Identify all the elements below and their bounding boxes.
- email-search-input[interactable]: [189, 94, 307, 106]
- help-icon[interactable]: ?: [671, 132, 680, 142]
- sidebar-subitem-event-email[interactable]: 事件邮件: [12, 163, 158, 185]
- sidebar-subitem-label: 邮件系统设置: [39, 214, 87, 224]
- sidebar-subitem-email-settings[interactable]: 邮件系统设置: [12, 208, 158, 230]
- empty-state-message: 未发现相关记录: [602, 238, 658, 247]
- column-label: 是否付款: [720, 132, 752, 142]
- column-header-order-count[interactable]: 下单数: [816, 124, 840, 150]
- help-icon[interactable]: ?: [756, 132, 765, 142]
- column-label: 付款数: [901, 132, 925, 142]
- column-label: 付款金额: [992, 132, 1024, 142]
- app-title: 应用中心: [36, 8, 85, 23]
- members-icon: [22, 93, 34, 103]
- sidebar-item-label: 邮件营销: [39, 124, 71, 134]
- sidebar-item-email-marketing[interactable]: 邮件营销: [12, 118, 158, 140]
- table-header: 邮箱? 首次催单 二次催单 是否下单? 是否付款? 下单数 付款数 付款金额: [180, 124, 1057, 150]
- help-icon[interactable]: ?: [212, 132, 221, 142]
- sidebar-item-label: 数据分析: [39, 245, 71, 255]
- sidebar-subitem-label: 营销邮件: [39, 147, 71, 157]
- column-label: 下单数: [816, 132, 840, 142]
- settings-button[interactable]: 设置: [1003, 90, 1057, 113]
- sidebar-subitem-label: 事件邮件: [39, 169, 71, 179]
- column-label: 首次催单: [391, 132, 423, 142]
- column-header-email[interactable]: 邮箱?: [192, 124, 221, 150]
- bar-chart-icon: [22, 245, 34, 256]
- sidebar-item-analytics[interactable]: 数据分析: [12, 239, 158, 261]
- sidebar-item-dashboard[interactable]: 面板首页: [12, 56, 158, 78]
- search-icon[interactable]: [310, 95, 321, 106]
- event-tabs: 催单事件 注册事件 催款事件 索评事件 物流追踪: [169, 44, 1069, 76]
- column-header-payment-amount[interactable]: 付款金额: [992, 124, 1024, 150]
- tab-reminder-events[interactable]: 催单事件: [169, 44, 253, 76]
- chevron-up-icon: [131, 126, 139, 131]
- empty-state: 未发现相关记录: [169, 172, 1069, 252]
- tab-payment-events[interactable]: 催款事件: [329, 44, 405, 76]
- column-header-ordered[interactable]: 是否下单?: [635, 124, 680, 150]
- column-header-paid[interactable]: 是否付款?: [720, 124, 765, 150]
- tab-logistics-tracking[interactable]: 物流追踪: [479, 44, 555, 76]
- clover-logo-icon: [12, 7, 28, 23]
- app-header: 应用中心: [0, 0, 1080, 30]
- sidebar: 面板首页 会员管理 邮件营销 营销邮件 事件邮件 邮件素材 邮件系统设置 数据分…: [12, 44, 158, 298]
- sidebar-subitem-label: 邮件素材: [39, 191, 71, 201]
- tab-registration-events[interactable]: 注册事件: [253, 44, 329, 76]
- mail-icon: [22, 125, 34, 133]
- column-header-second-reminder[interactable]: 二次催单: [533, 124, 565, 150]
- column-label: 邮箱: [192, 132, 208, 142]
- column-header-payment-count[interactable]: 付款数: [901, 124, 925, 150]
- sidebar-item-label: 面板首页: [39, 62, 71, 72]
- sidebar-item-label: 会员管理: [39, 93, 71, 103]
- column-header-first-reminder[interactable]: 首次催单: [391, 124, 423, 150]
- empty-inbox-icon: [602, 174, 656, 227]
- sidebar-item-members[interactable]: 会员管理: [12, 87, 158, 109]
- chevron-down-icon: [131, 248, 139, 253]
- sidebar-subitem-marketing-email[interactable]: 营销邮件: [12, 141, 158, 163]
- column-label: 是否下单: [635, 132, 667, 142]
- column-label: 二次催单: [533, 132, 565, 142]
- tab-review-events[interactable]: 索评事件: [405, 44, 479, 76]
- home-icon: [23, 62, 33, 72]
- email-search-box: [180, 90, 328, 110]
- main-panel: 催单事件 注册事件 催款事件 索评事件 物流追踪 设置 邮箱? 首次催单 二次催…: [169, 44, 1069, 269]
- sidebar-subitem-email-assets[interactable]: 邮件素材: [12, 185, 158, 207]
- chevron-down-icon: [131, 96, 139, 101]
--------------------------------
WHAT IS NEEDED:
Copy out word for word the rows above, starting at the first line and ending at the line that contains "- app-header: 应用中心: [0, 0, 1080, 30]".

TASK OUTPUT:
Identify all the elements below and their bounding boxes.
- email-search-input[interactable]: [189, 94, 307, 106]
- help-icon[interactable]: ?: [671, 132, 680, 142]
- sidebar-subitem-event-email[interactable]: 事件邮件: [12, 163, 158, 185]
- sidebar-subitem-label: 邮件系统设置: [39, 214, 87, 224]
- sidebar-subitem-email-settings[interactable]: 邮件系统设置: [12, 208, 158, 230]
- empty-state-message: 未发现相关记录: [602, 238, 658, 247]
- column-label: 是否付款: [720, 132, 752, 142]
- column-header-order-count[interactable]: 下单数: [816, 124, 840, 150]
- help-icon[interactable]: ?: [756, 132, 765, 142]
- column-label: 付款数: [901, 132, 925, 142]
- column-label: 付款金额: [992, 132, 1024, 142]
- app-title: 应用中心: [36, 8, 85, 23]
- members-icon: [22, 93, 34, 103]
- sidebar-item-label: 邮件营销: [39, 124, 71, 134]
- sidebar-item-email-marketing[interactable]: 邮件营销: [12, 118, 158, 140]
- table-header: 邮箱? 首次催单 二次催单 是否下单? 是否付款? 下单数 付款数 付款金额: [180, 124, 1057, 150]
- help-icon[interactable]: ?: [212, 132, 221, 142]
- sidebar-item-label: 数据分析: [39, 245, 71, 255]
- sidebar-subitem-label: 营销邮件: [39, 147, 71, 157]
- column-label: 下单数: [816, 132, 840, 142]
- settings-button[interactable]: 设置: [1003, 90, 1057, 113]
- sidebar-subitem-label: 事件邮件: [39, 169, 71, 179]
- column-label: 首次催单: [391, 132, 423, 142]
- column-header-email[interactable]: 邮箱?: [192, 124, 221, 150]
- bar-chart-icon: [22, 245, 34, 256]
- sidebar-item-analytics[interactable]: 数据分析: [12, 239, 158, 261]
- sidebar-item-dashboard[interactable]: 面板首页: [12, 56, 158, 78]
- search-icon[interactable]: [310, 95, 321, 106]
- event-tabs: 催单事件 注册事件 催款事件 索评事件 物流追踪: [169, 44, 1069, 76]
- column-header-payment-amount[interactable]: 付款金额: [992, 124, 1024, 150]
- tab-reminder-events[interactable]: 催单事件: [169, 44, 253, 76]
- chevron-up-icon: [131, 126, 139, 131]
- empty-state: 未发现相关记录: [169, 172, 1069, 252]
- tab-payment-events[interactable]: 催款事件: [329, 44, 405, 76]
- column-header-ordered[interactable]: 是否下单?: [635, 124, 680, 150]
- column-header-paid[interactable]: 是否付款?: [720, 124, 765, 150]
- tab-logistics-tracking[interactable]: 物流追踪: [479, 44, 555, 76]
- clover-logo-icon: [12, 7, 28, 23]
- app-header: 应用中心: [0, 0, 1080, 30]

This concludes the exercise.